***** Extracted data *****
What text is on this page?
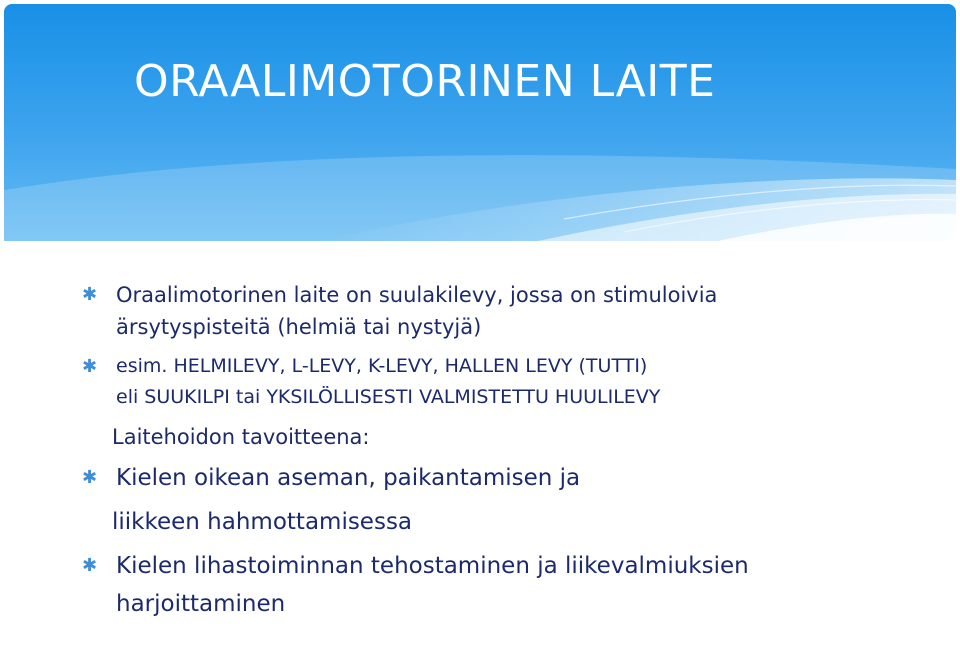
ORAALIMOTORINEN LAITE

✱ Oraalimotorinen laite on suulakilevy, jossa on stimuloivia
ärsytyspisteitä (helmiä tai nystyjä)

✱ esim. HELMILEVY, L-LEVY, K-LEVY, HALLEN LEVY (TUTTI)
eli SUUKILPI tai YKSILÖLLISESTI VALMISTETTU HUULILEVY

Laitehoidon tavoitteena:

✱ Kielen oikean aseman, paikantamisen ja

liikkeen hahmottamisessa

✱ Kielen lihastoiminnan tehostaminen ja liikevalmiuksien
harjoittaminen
*****
## [Problem]
Omit any images, then output the listing exactly.

## [The solution]
What text is on this page?
ORAALIMOTORINEN LAITE

✱ Oraalimotorinen laite on suulakilevy, jossa on stimuloivia
ärsytyspisteitä (helmiä tai nystyjä)

✱ esim. HELMILEVY, L-LEVY, K-LEVY, HALLEN LEVY (TUTTI)
eli SUUKILPI tai YKSILÖLLISESTI VALMISTETTU HUULILEVY

Laitehoidon tavoitteena:

✱ Kielen oikean aseman, paikantamisen ja

liikkeen hahmottamisessa

✱ Kielen lihastoiminnan tehostaminen ja liikevalmiuksien
harjoittaminen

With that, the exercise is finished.